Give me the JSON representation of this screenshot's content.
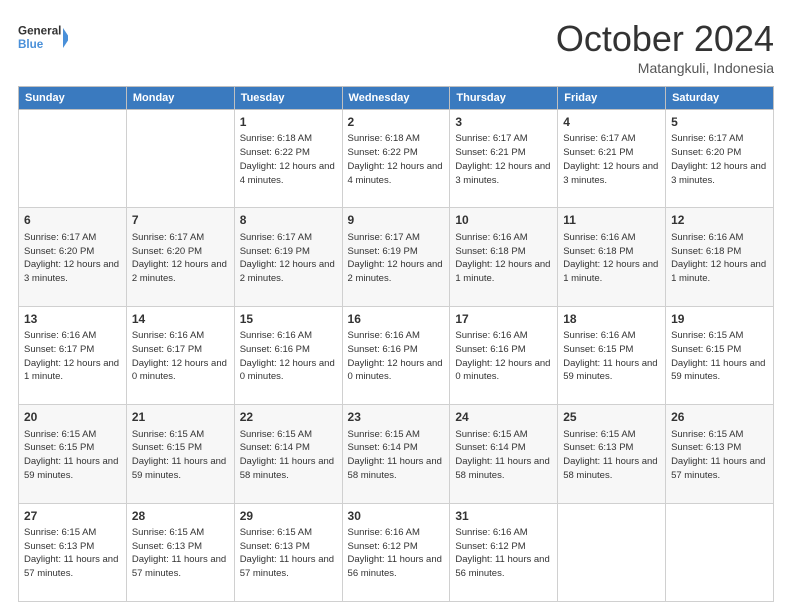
{
  "header": {
    "logo_general": "General",
    "logo_blue": "Blue",
    "month": "October 2024",
    "location": "Matangkuli, Indonesia"
  },
  "days_of_week": [
    "Sunday",
    "Monday",
    "Tuesday",
    "Wednesday",
    "Thursday",
    "Friday",
    "Saturday"
  ],
  "weeks": [
    [
      {
        "day": "",
        "info": ""
      },
      {
        "day": "",
        "info": ""
      },
      {
        "day": "1",
        "info": "Sunrise: 6:18 AM\nSunset: 6:22 PM\nDaylight: 12 hours and 4 minutes."
      },
      {
        "day": "2",
        "info": "Sunrise: 6:18 AM\nSunset: 6:22 PM\nDaylight: 12 hours and 4 minutes."
      },
      {
        "day": "3",
        "info": "Sunrise: 6:17 AM\nSunset: 6:21 PM\nDaylight: 12 hours and 3 minutes."
      },
      {
        "day": "4",
        "info": "Sunrise: 6:17 AM\nSunset: 6:21 PM\nDaylight: 12 hours and 3 minutes."
      },
      {
        "day": "5",
        "info": "Sunrise: 6:17 AM\nSunset: 6:20 PM\nDaylight: 12 hours and 3 minutes."
      }
    ],
    [
      {
        "day": "6",
        "info": "Sunrise: 6:17 AM\nSunset: 6:20 PM\nDaylight: 12 hours and 3 minutes."
      },
      {
        "day": "7",
        "info": "Sunrise: 6:17 AM\nSunset: 6:20 PM\nDaylight: 12 hours and 2 minutes."
      },
      {
        "day": "8",
        "info": "Sunrise: 6:17 AM\nSunset: 6:19 PM\nDaylight: 12 hours and 2 minutes."
      },
      {
        "day": "9",
        "info": "Sunrise: 6:17 AM\nSunset: 6:19 PM\nDaylight: 12 hours and 2 minutes."
      },
      {
        "day": "10",
        "info": "Sunrise: 6:16 AM\nSunset: 6:18 PM\nDaylight: 12 hours and 1 minute."
      },
      {
        "day": "11",
        "info": "Sunrise: 6:16 AM\nSunset: 6:18 PM\nDaylight: 12 hours and 1 minute."
      },
      {
        "day": "12",
        "info": "Sunrise: 6:16 AM\nSunset: 6:18 PM\nDaylight: 12 hours and 1 minute."
      }
    ],
    [
      {
        "day": "13",
        "info": "Sunrise: 6:16 AM\nSunset: 6:17 PM\nDaylight: 12 hours and 1 minute."
      },
      {
        "day": "14",
        "info": "Sunrise: 6:16 AM\nSunset: 6:17 PM\nDaylight: 12 hours and 0 minutes."
      },
      {
        "day": "15",
        "info": "Sunrise: 6:16 AM\nSunset: 6:16 PM\nDaylight: 12 hours and 0 minutes."
      },
      {
        "day": "16",
        "info": "Sunrise: 6:16 AM\nSunset: 6:16 PM\nDaylight: 12 hours and 0 minutes."
      },
      {
        "day": "17",
        "info": "Sunrise: 6:16 AM\nSunset: 6:16 PM\nDaylight: 12 hours and 0 minutes."
      },
      {
        "day": "18",
        "info": "Sunrise: 6:16 AM\nSunset: 6:15 PM\nDaylight: 11 hours and 59 minutes."
      },
      {
        "day": "19",
        "info": "Sunrise: 6:15 AM\nSunset: 6:15 PM\nDaylight: 11 hours and 59 minutes."
      }
    ],
    [
      {
        "day": "20",
        "info": "Sunrise: 6:15 AM\nSunset: 6:15 PM\nDaylight: 11 hours and 59 minutes."
      },
      {
        "day": "21",
        "info": "Sunrise: 6:15 AM\nSunset: 6:15 PM\nDaylight: 11 hours and 59 minutes."
      },
      {
        "day": "22",
        "info": "Sunrise: 6:15 AM\nSunset: 6:14 PM\nDaylight: 11 hours and 58 minutes."
      },
      {
        "day": "23",
        "info": "Sunrise: 6:15 AM\nSunset: 6:14 PM\nDaylight: 11 hours and 58 minutes."
      },
      {
        "day": "24",
        "info": "Sunrise: 6:15 AM\nSunset: 6:14 PM\nDaylight: 11 hours and 58 minutes."
      },
      {
        "day": "25",
        "info": "Sunrise: 6:15 AM\nSunset: 6:13 PM\nDaylight: 11 hours and 58 minutes."
      },
      {
        "day": "26",
        "info": "Sunrise: 6:15 AM\nSunset: 6:13 PM\nDaylight: 11 hours and 57 minutes."
      }
    ],
    [
      {
        "day": "27",
        "info": "Sunrise: 6:15 AM\nSunset: 6:13 PM\nDaylight: 11 hours and 57 minutes."
      },
      {
        "day": "28",
        "info": "Sunrise: 6:15 AM\nSunset: 6:13 PM\nDaylight: 11 hours and 57 minutes."
      },
      {
        "day": "29",
        "info": "Sunrise: 6:15 AM\nSunset: 6:13 PM\nDaylight: 11 hours and 57 minutes."
      },
      {
        "day": "30",
        "info": "Sunrise: 6:16 AM\nSunset: 6:12 PM\nDaylight: 11 hours and 56 minutes."
      },
      {
        "day": "31",
        "info": "Sunrise: 6:16 AM\nSunset: 6:12 PM\nDaylight: 11 hours and 56 minutes."
      },
      {
        "day": "",
        "info": ""
      },
      {
        "day": "",
        "info": ""
      }
    ]
  ]
}
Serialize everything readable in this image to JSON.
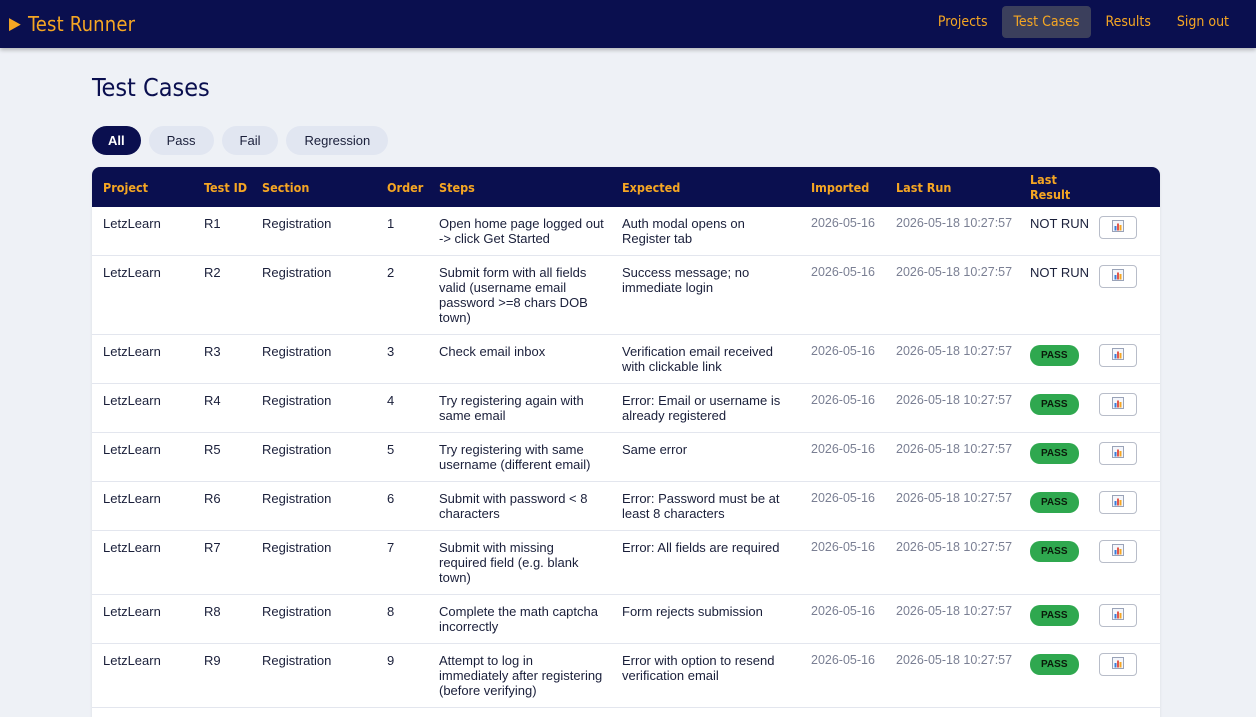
{
  "app": {
    "title": "Test Runner"
  },
  "nav": [
    {
      "label": "Projects",
      "active": false
    },
    {
      "label": "Test Cases",
      "active": true
    },
    {
      "label": "Results",
      "active": false
    },
    {
      "label": "Sign out",
      "active": false
    }
  ],
  "page": {
    "title": "Test Cases"
  },
  "filters": [
    {
      "label": "All",
      "active": true
    },
    {
      "label": "Pass",
      "active": false
    },
    {
      "label": "Fail",
      "active": false
    },
    {
      "label": "Regression",
      "active": false
    }
  ],
  "table": {
    "columns": [
      "Project",
      "Test ID",
      "Section",
      "Order",
      "Steps",
      "Expected",
      "Imported",
      "Last Run",
      "Last Result"
    ],
    "rows": [
      {
        "project": "LetzLearn",
        "test_id": "R1",
        "section": "Registration",
        "order": "1",
        "steps": "Open home page logged out -> click Get Started",
        "expected": "Auth modal opens on Register tab",
        "imported": "2026-05-16",
        "last_run": "2026-05-18 10:27:57",
        "last_result": "NOT RUN",
        "result_type": "text"
      },
      {
        "project": "LetzLearn",
        "test_id": "R2",
        "section": "Registration",
        "order": "2",
        "steps": "Submit form with all fields valid (username email password >=8 chars DOB town)",
        "expected": "Success message; no immediate login",
        "imported": "2026-05-16",
        "last_run": "2026-05-18 10:27:57",
        "last_result": "NOT RUN",
        "result_type": "text"
      },
      {
        "project": "LetzLearn",
        "test_id": "R3",
        "section": "Registration",
        "order": "3",
        "steps": "Check email inbox",
        "expected": "Verification email received with clickable link",
        "imported": "2026-05-16",
        "last_run": "2026-05-18 10:27:57",
        "last_result": "PASS",
        "result_type": "badge"
      },
      {
        "project": "LetzLearn",
        "test_id": "R4",
        "section": "Registration",
        "order": "4",
        "steps": "Try registering again with same email",
        "expected": "Error: Email or username is already registered",
        "imported": "2026-05-16",
        "last_run": "2026-05-18 10:27:57",
        "last_result": "PASS",
        "result_type": "badge"
      },
      {
        "project": "LetzLearn",
        "test_id": "R5",
        "section": "Registration",
        "order": "5",
        "steps": "Try registering with same username (different email)",
        "expected": "Same error",
        "imported": "2026-05-16",
        "last_run": "2026-05-18 10:27:57",
        "last_result": "PASS",
        "result_type": "badge"
      },
      {
        "project": "LetzLearn",
        "test_id": "R6",
        "section": "Registration",
        "order": "6",
        "steps": "Submit with password < 8 characters",
        "expected": "Error: Password must be at least 8 characters",
        "imported": "2026-05-16",
        "last_run": "2026-05-18 10:27:57",
        "last_result": "PASS",
        "result_type": "badge"
      },
      {
        "project": "LetzLearn",
        "test_id": "R7",
        "section": "Registration",
        "order": "7",
        "steps": "Submit with missing required field (e.g. blank town)",
        "expected": "Error: All fields are required",
        "imported": "2026-05-16",
        "last_run": "2026-05-18 10:27:57",
        "last_result": "PASS",
        "result_type": "badge"
      },
      {
        "project": "LetzLearn",
        "test_id": "R8",
        "section": "Registration",
        "order": "8",
        "steps": "Complete the math captcha incorrectly",
        "expected": "Form rejects submission",
        "imported": "2026-05-16",
        "last_run": "2026-05-18 10:27:57",
        "last_result": "PASS",
        "result_type": "badge"
      },
      {
        "project": "LetzLearn",
        "test_id": "R9",
        "section": "Registration",
        "order": "9",
        "steps": "Attempt to log in immediately after registering (before verifying)",
        "expected": "Error with option to resend verification email",
        "imported": "2026-05-16",
        "last_run": "2026-05-18 10:27:57",
        "last_result": "PASS",
        "result_type": "badge"
      }
    ]
  },
  "icons": {
    "brand": "play-icon",
    "row_action": "bar-chart-icon"
  },
  "colors": {
    "navy": "#0a0f4f",
    "accent": "#f5a623",
    "pass": "#2fa84f",
    "background": "#eef1f6"
  }
}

→ Aim
Working from the listing above, pick out every line that has "label" and copy it.

→ Written answer
      "label": "Projects",
      "label": "Test Cases",
      "label": "Results",
      "label": "Sign out",
      "label": "All",
      "label": "Pass",
      "label": "Fail",
      "label": "Regression",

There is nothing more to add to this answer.